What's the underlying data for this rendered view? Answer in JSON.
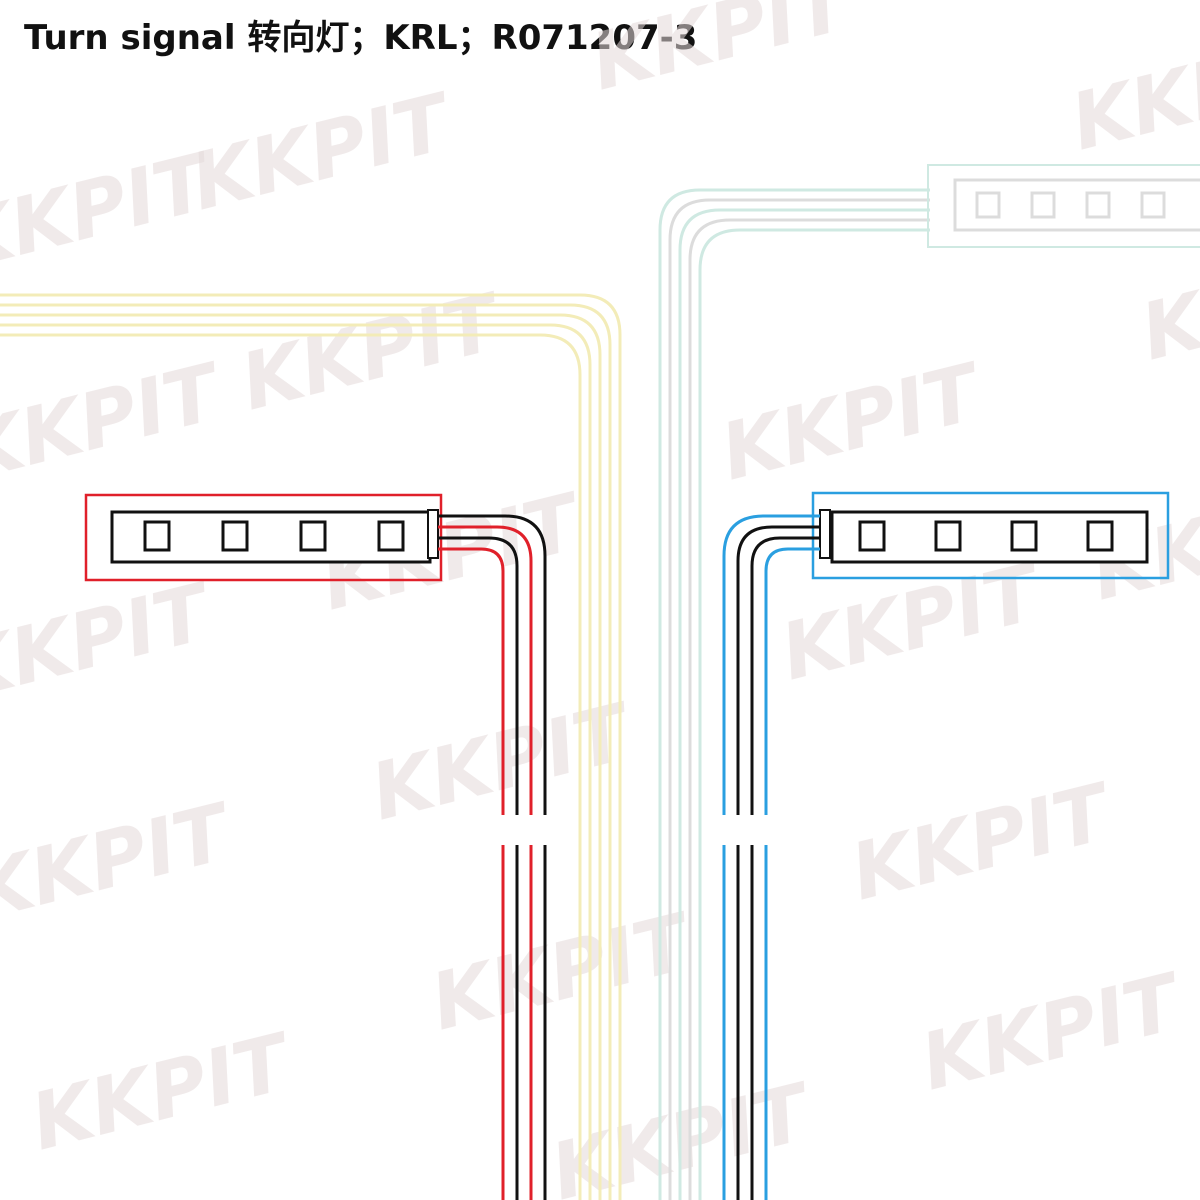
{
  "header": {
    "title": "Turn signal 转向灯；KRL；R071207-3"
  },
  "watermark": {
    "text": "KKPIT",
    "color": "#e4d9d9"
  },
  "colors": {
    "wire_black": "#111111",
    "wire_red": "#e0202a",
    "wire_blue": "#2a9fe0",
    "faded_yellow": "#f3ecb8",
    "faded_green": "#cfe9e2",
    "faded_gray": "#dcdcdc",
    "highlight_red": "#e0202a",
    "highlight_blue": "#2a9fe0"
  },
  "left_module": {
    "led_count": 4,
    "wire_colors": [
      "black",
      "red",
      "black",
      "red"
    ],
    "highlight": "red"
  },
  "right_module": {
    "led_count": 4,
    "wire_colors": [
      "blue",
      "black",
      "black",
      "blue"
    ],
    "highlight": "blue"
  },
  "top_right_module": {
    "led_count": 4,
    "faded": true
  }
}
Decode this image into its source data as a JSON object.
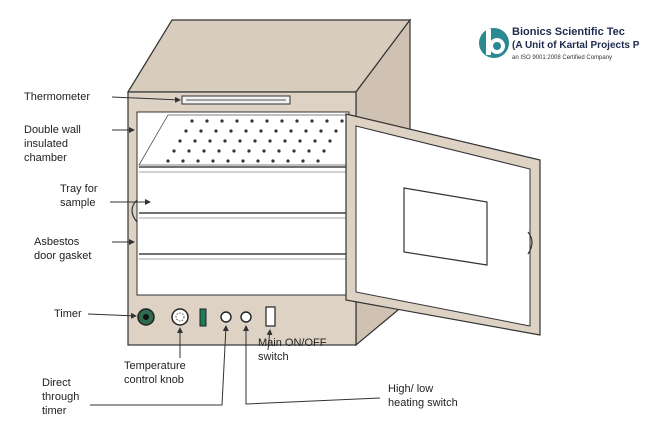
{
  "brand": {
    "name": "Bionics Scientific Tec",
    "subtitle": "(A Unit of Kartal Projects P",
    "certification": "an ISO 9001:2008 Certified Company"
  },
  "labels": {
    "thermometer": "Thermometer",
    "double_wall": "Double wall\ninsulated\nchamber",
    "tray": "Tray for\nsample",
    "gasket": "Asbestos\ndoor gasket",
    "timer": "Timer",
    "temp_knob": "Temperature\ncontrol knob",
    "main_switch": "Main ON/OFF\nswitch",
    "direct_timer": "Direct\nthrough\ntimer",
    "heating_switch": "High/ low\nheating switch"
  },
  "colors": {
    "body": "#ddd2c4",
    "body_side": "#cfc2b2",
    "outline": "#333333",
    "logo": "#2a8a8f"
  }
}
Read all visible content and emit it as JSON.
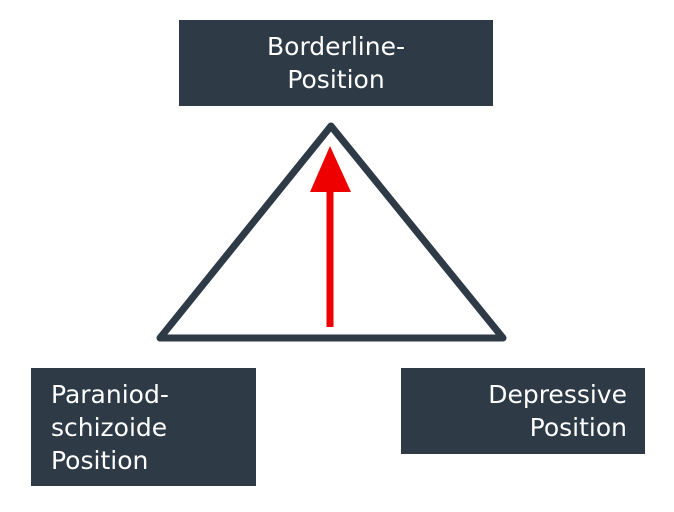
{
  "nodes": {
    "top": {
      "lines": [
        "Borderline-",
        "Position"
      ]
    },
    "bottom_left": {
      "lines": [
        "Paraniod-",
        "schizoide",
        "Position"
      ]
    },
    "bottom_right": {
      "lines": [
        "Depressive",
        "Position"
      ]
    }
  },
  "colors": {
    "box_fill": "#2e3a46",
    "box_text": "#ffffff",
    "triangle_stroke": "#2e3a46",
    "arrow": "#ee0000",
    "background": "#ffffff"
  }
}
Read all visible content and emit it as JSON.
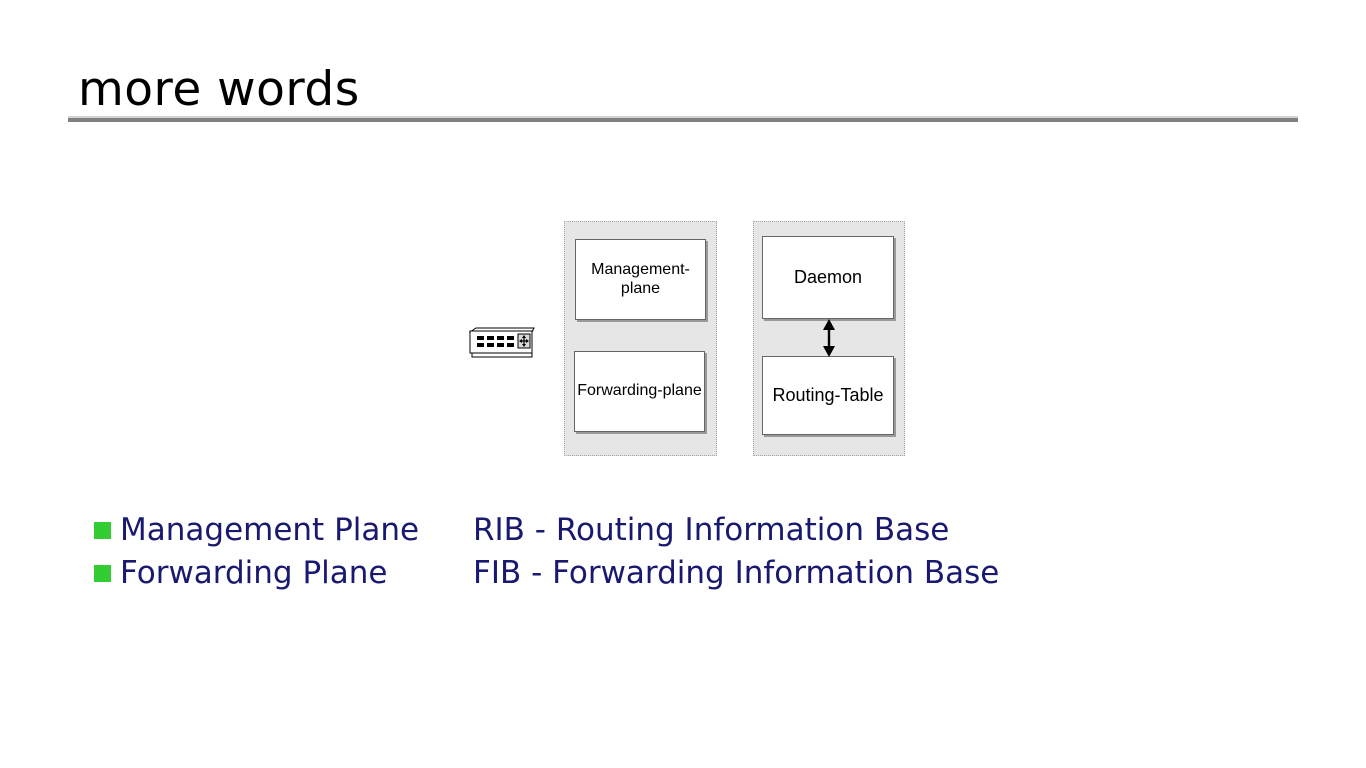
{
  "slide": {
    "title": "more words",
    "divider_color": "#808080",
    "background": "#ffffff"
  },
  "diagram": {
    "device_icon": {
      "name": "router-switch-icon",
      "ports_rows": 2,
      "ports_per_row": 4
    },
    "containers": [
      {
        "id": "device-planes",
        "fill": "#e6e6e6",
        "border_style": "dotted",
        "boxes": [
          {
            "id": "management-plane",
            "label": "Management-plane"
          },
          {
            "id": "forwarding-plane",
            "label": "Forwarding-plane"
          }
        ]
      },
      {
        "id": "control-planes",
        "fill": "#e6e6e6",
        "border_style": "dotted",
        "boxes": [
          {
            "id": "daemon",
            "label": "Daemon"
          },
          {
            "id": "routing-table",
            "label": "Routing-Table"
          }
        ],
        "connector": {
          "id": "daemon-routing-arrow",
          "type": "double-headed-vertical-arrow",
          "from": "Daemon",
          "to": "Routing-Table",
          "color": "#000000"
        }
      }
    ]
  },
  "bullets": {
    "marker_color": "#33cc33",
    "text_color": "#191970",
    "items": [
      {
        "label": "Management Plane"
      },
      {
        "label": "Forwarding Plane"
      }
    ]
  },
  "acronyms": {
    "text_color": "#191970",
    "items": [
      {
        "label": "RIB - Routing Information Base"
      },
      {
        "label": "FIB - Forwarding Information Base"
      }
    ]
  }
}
----
**PROMPT**
Give the data above again in full and unchanged, skipping the pictures.

**SOLUTION FOR THIS EXERCISE**
What's the underlying data for this rendered view? Answer in JSON.
{
  "header": {
    "title": "Turn signal 转向灯；KRL；R071207-3"
  },
  "watermark": {
    "text": "KKPIT",
    "color": "#e4d9d9"
  },
  "colors": {
    "wire_black": "#111111",
    "wire_red": "#e0202a",
    "wire_blue": "#2a9fe0",
    "faded_yellow": "#f3ecb8",
    "faded_green": "#cfe9e2",
    "faded_gray": "#dcdcdc",
    "highlight_red": "#e0202a",
    "highlight_blue": "#2a9fe0"
  },
  "left_module": {
    "led_count": 4,
    "wire_colors": [
      "black",
      "red",
      "black",
      "red"
    ],
    "highlight": "red"
  },
  "right_module": {
    "led_count": 4,
    "wire_colors": [
      "blue",
      "black",
      "black",
      "blue"
    ],
    "highlight": "blue"
  },
  "top_right_module": {
    "led_count": 4,
    "faded": true
  }
}
Decode this image into its source data as a JSON object.
{
  "brand": {
    "name": "Bionics Scientific Tec",
    "subtitle": "(A Unit of Kartal Projects P",
    "certification": "an ISO 9001:2008 Certified Company"
  },
  "labels": {
    "thermometer": "Thermometer",
    "double_wall": "Double wall\ninsulated\nchamber",
    "tray": "Tray for\nsample",
    "gasket": "Asbestos\ndoor gasket",
    "timer": "Timer",
    "temp_knob": "Temperature\ncontrol knob",
    "main_switch": "Main ON/OFF\nswitch",
    "direct_timer": "Direct\nthrough\ntimer",
    "heating_switch": "High/ low\nheating switch"
  },
  "colors": {
    "body": "#ddd2c4",
    "body_side": "#cfc2b2",
    "outline": "#333333",
    "logo": "#2a8a8f"
  }
}
Read all visible content and emit it as JSON.
{
  "nodes": {
    "top": {
      "lines": [
        "Borderline-",
        "Position"
      ]
    },
    "bottom_left": {
      "lines": [
        "Paraniod-",
        "schizoide",
        "Position"
      ]
    },
    "bottom_right": {
      "lines": [
        "Depressive",
        "Position"
      ]
    }
  },
  "colors": {
    "box_fill": "#2e3a46",
    "box_text": "#ffffff",
    "triangle_stroke": "#2e3a46",
    "arrow": "#ee0000",
    "background": "#ffffff"
  }
}
Read all visible content and emit it as JSON.
{
  "slide": {
    "title": "more words",
    "divider_color": "#808080",
    "background": "#ffffff"
  },
  "diagram": {
    "device_icon": {
      "name": "router-switch-icon",
      "ports_rows": 2,
      "ports_per_row": 4
    },
    "containers": [
      {
        "id": "device-planes",
        "fill": "#e6e6e6",
        "border_style": "dotted",
        "boxes": [
          {
            "id": "management-plane",
            "label": "Management-plane"
          },
          {
            "id": "forwarding-plane",
            "label": "Forwarding-plane"
          }
        ]
      },
      {
        "id": "control-planes",
        "fill": "#e6e6e6",
        "border_style": "dotted",
        "boxes": [
          {
            "id": "daemon",
            "label": "Daemon"
          },
          {
            "id": "routing-table",
            "label": "Routing-Table"
          }
        ],
        "connector": {
          "id": "daemon-routing-arrow",
          "type": "double-headed-vertical-arrow",
          "from": "Daemon",
          "to": "Routing-Table",
          "color": "#000000"
        }
      }
    ]
  },
  "bullets": {
    "marker_color": "#33cc33",
    "text_color": "#191970",
    "items": [
      {
        "label": "Management Plane"
      },
      {
        "label": "Forwarding Plane"
      }
    ]
  },
  "acronyms": {
    "text_color": "#191970",
    "items": [
      {
        "label": "RIB - Routing Information Base"
      },
      {
        "label": "FIB - Forwarding Information Base"
      }
    ]
  }
}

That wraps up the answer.